EXERCISE DIRECTIONS: From the entries below, gather each line containing the word "icon".
-------- ENTRIES PROVIDED --------
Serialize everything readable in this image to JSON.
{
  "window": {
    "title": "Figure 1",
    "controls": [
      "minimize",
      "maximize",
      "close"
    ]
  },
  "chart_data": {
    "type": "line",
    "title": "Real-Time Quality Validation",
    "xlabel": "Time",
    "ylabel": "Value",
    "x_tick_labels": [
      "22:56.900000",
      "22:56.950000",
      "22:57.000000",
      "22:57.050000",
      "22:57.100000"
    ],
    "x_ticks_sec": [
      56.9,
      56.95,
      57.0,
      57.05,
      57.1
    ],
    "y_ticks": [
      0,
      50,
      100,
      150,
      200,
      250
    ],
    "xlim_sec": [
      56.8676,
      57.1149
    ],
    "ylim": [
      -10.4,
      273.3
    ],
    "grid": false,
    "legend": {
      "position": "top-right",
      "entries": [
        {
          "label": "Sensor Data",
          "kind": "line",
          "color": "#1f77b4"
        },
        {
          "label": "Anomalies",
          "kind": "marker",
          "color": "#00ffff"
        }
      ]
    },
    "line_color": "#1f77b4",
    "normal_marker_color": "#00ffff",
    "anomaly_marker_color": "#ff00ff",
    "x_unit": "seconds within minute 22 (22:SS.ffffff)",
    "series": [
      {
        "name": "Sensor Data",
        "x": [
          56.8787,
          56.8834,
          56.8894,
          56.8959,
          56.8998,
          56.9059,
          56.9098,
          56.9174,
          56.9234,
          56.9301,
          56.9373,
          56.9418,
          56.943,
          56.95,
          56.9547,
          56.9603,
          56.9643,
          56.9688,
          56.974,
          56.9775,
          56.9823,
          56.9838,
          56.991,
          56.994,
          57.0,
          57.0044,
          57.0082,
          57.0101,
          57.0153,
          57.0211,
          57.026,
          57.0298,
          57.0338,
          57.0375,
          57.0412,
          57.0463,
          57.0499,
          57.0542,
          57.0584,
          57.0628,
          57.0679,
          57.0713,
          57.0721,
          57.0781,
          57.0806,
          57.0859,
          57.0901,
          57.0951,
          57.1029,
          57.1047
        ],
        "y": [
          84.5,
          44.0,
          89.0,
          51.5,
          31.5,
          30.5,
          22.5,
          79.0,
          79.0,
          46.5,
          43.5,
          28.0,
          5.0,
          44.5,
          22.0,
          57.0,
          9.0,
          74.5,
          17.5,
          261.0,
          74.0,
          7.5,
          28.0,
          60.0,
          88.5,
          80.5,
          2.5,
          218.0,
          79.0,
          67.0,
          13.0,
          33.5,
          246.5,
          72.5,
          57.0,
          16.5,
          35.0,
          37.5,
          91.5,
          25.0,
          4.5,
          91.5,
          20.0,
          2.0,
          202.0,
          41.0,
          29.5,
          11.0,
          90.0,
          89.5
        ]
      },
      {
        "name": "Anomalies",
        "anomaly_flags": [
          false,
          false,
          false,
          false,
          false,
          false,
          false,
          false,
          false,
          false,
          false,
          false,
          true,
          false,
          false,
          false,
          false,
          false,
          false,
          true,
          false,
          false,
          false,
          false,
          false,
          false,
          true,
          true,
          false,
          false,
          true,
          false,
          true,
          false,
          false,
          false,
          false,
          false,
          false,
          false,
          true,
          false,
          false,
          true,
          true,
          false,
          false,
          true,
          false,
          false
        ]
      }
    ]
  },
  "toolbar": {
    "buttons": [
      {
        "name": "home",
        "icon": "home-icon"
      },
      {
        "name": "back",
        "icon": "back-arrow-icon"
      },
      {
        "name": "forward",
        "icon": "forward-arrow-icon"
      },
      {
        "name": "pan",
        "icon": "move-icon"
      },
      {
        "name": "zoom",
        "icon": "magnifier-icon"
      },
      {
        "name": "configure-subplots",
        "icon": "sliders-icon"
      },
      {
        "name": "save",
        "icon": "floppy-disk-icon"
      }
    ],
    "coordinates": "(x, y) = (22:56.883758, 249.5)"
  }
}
--------
FULL SOLUTION:
        "icon": "home-icon"
        "icon": "back-arrow-icon"
        "icon": "forward-arrow-icon"
        "icon": "move-icon"
        "icon": "magnifier-icon"
        "icon": "sliders-icon"
        "icon": "floppy-disk-icon"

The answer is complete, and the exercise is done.